- _What you are asked to do_: Track down each line that has the word "this" and copy it.

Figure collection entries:
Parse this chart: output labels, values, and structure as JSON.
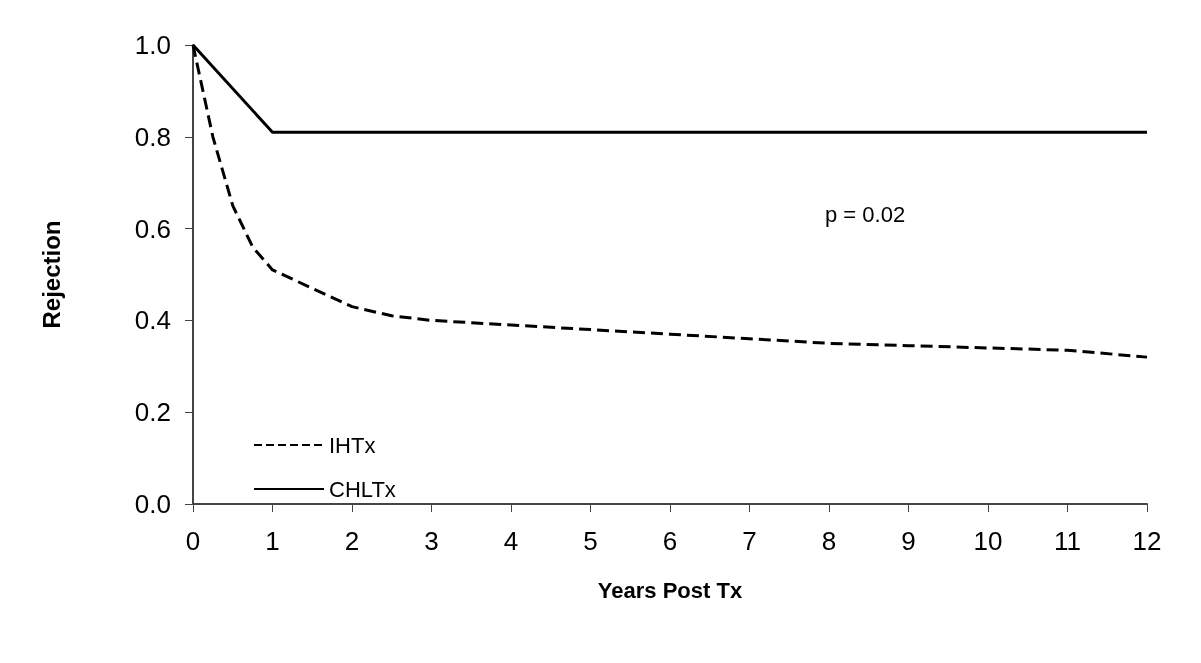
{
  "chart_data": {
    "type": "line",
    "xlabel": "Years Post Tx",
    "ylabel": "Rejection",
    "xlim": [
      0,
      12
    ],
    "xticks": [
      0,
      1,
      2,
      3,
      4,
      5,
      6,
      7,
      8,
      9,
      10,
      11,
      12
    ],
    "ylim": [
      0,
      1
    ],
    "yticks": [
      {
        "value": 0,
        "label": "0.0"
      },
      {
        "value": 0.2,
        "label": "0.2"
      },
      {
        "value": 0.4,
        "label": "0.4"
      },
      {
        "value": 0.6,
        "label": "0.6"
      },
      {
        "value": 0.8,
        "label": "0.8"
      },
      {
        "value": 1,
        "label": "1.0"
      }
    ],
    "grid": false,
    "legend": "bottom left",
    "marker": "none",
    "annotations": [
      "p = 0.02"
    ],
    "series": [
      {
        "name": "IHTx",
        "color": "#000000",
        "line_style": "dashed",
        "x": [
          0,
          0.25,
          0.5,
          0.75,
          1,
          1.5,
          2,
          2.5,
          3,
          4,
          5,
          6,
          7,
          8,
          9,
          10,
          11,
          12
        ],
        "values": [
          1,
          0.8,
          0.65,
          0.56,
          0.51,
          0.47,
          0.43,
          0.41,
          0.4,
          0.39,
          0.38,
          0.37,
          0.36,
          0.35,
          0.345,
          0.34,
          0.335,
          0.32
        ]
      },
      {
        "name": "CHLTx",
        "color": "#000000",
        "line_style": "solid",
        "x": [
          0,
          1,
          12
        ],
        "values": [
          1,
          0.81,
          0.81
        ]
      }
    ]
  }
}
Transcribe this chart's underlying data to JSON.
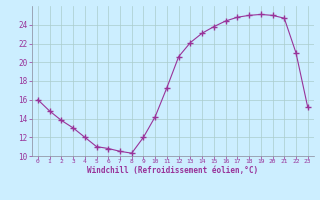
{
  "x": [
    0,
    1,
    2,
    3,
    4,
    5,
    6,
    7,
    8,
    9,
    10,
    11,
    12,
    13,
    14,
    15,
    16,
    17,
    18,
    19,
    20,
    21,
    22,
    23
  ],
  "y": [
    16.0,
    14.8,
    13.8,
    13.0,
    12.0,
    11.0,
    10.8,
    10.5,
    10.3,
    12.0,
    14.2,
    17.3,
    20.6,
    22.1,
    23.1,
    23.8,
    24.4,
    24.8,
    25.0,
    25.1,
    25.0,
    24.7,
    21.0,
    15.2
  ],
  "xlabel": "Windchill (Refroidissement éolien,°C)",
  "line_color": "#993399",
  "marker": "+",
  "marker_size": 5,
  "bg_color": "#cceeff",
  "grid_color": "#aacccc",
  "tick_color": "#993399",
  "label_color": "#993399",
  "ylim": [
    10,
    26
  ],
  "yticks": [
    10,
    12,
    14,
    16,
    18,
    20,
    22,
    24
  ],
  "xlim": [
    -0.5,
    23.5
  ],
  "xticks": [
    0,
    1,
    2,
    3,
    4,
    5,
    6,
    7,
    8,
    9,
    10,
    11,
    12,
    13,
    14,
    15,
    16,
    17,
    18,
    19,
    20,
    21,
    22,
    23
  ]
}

- _Solution to the exercise_:
Parse this chart: output labels, values, and structure as JSON.
Transcribe this chart's underlying data to JSON.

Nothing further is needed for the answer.